**WRITTEN INSTRUCTION**:
Print the listing in its entirety and exactly, leaving out images.

**DATA SHOWN**:
·····
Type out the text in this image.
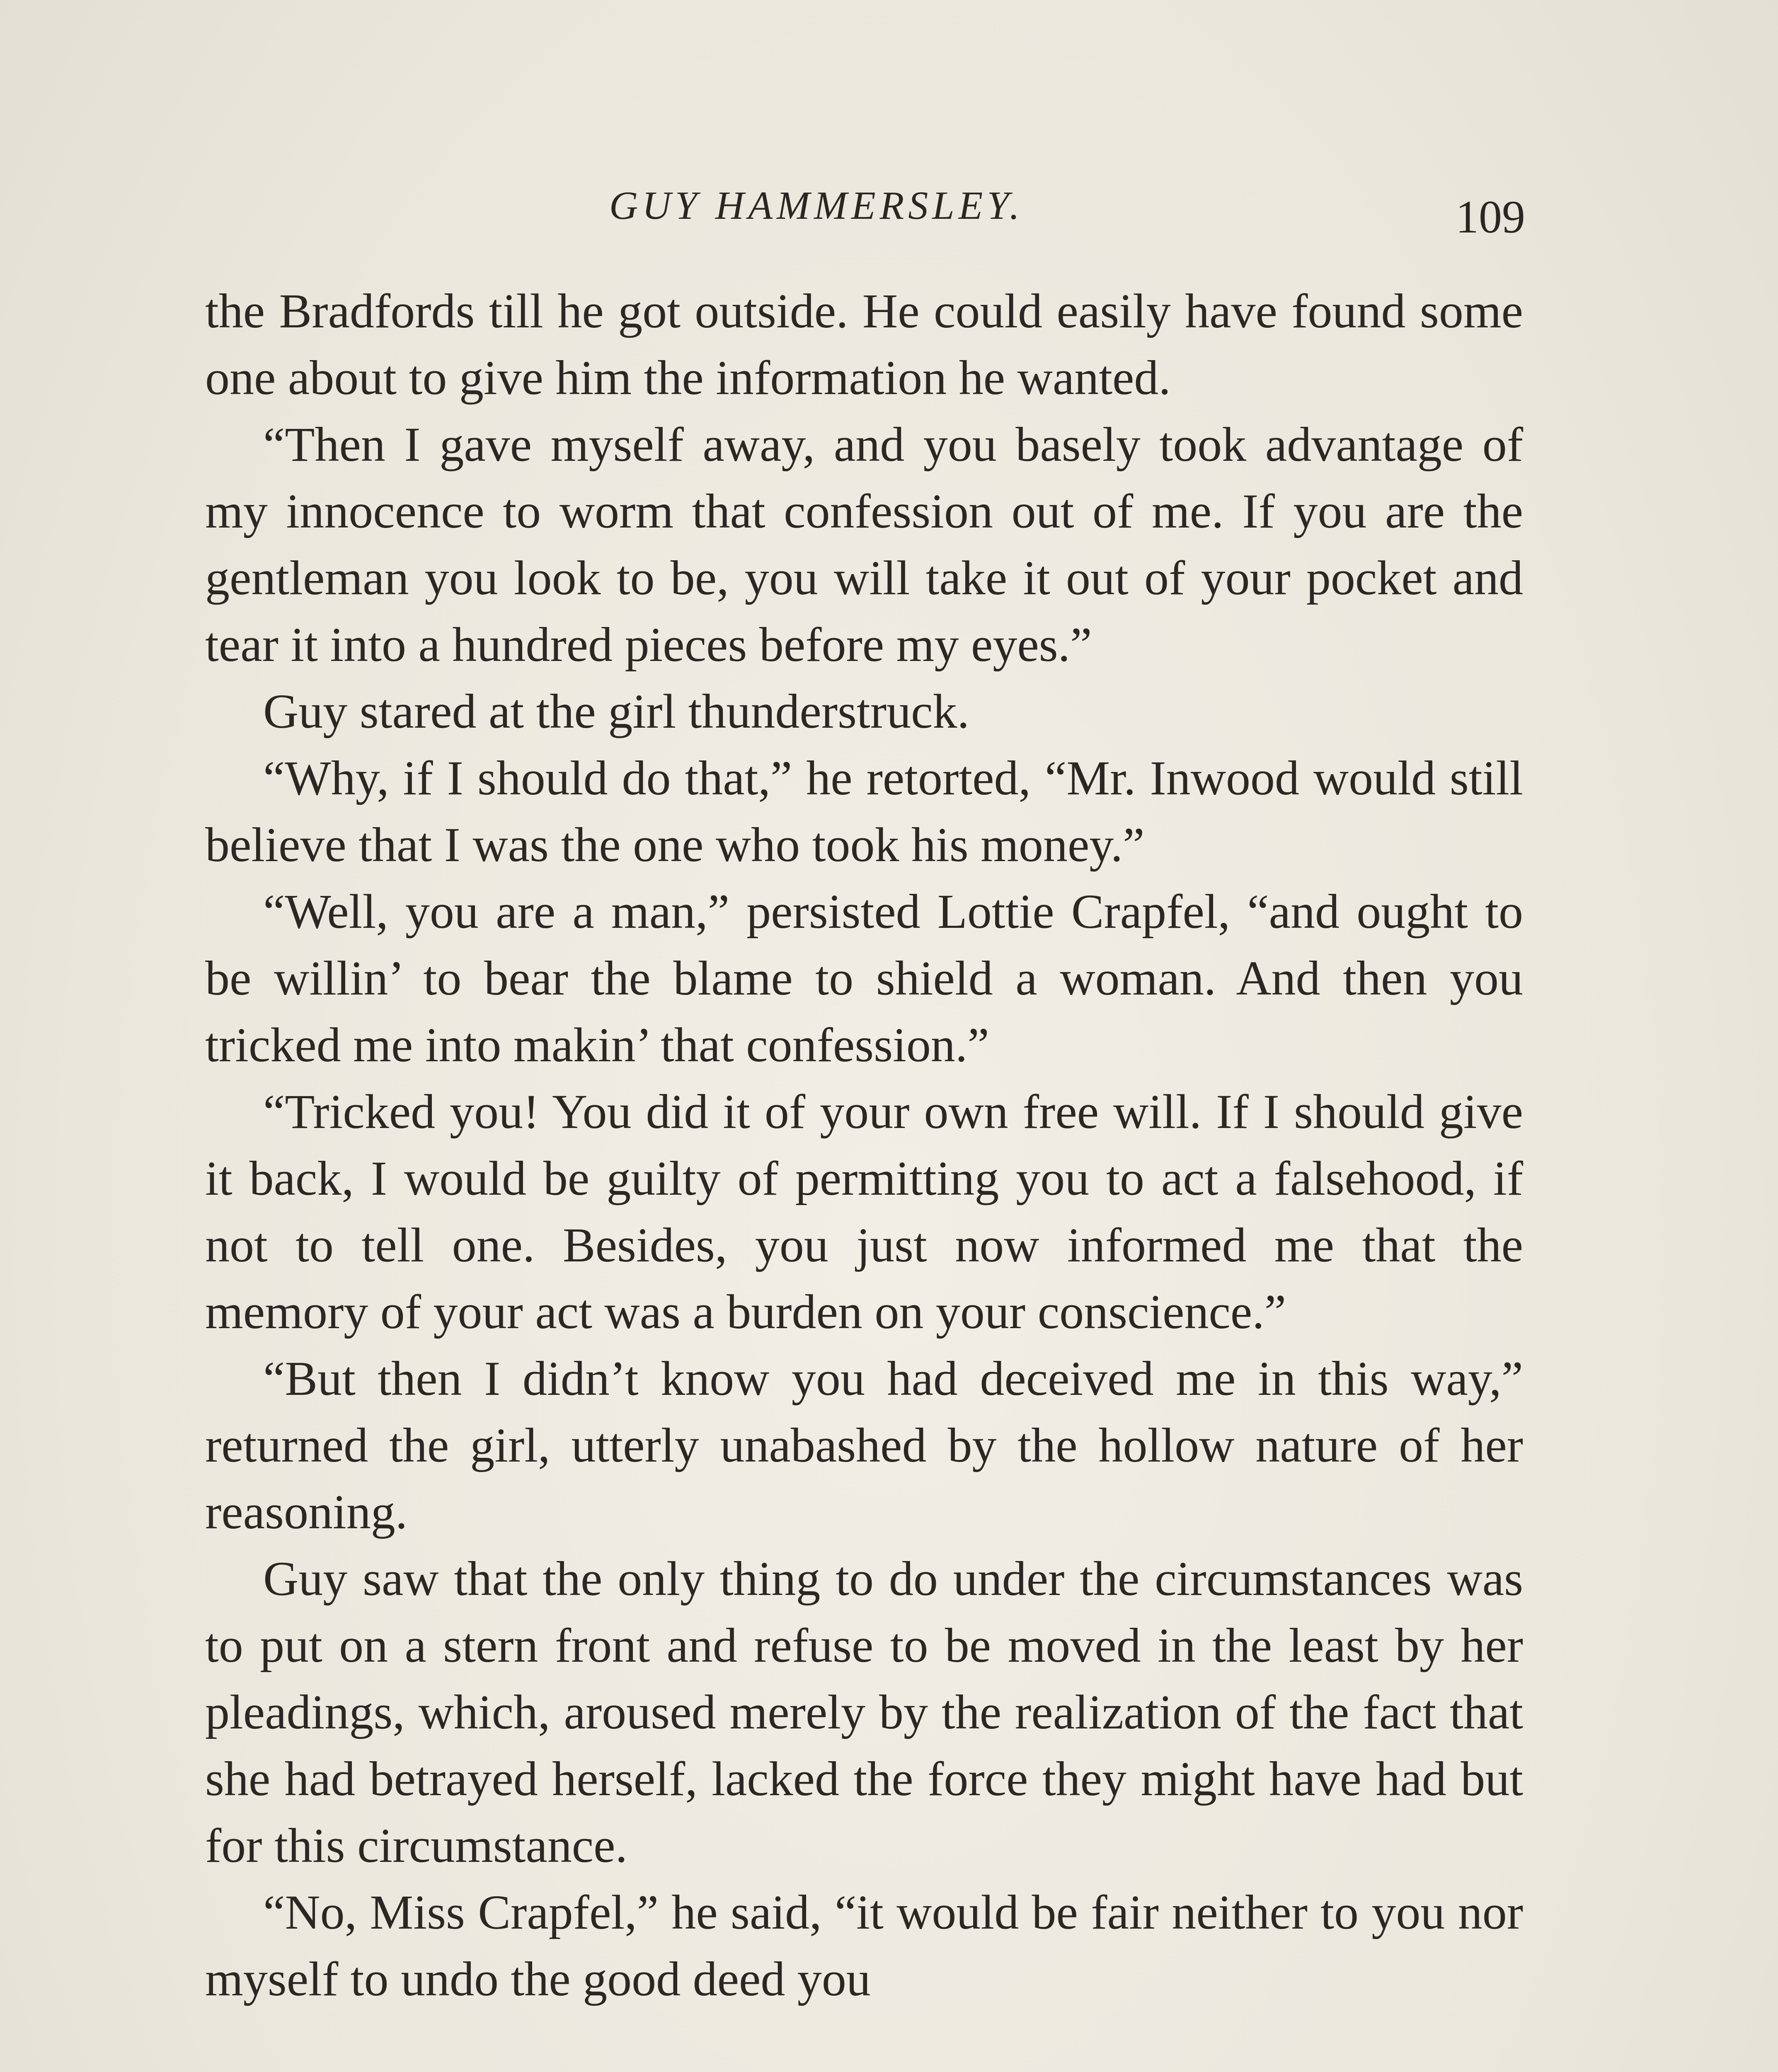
GUY HAMMERSLEY.	109

the Bradfords till he got outside. He could easily have found some one about to give him the information he wanted.

“Then I gave myself away, and you basely took advantage of my innocence to worm that confession out of me. If you are the gentleman you look to be, you will take it out of your pocket and tear it into a hundred pieces before my eyes.”

Guy stared at the girl thunderstruck.

“Why, if I should do that,” he retorted, “Mr. Inwood would still believe that I was the one who took his money.”

“Well, you are a man,” persisted Lottie Crapfel, “and ought to be willin’ to bear the blame to shield a woman. And then you tricked me into makin’ that confession.”

“Tricked you! You did it of your own free will. If I should give it back, I would be guilty of permitting you to act a falsehood, if not to tell one. Besides, you just now informed me that the memory of your act was a burden on your conscience.”

“But then I didn’t know you had deceived me in this way,” returned the girl, utterly unabashed by the hollow nature of her reasoning.

Guy saw that the only thing to do under the circumstances was to put on a stern front and refuse to be moved in the least by her pleadings, which, aroused merely by the realization of the fact that she had betrayed herself, lacked the force they might have had but for this circumstance.

“No, Miss Crapfel,” he said, “it would be fair neither to you nor myself to undo the good deed you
·····
**RESULT OF THE TASK**:
Type out the text in this image.
GUY HAMMERSLEY.	109

the Bradfords till he got outside. He could easily have found some one about to give him the information he wanted.

“Then I gave myself away, and you basely took advantage of my innocence to worm that confession out of me. If you are the gentleman you look to be, you will take it out of your pocket and tear it into a hundred pieces before my eyes.”

Guy stared at the girl thunderstruck.

“Why, if I should do that,” he retorted, “Mr. Inwood would still believe that I was the one who took his money.”

“Well, you are a man,” persisted Lottie Crapfel, “and ought to be willin’ to bear the blame to shield a woman. And then you tricked me into makin’ that confession.”

“Tricked you! You did it of your own free will. If I should give it back, I would be guilty of permitting you to act a falsehood, if not to tell one. Besides, you just now informed me that the memory of your act was a burden on your conscience.”

“But then I didn’t know you had deceived me in this way,” returned the girl, utterly unabashed by the hollow nature of her reasoning.

Guy saw that the only thing to do under the circumstances was to put on a stern front and refuse to be moved in the least by her pleadings, which, aroused merely by the realization of the fact that she had betrayed herself, lacked the force they might have had but for this circumstance.

“No, Miss Crapfel,” he said, “it would be fair neither to you nor myself to undo the good deed you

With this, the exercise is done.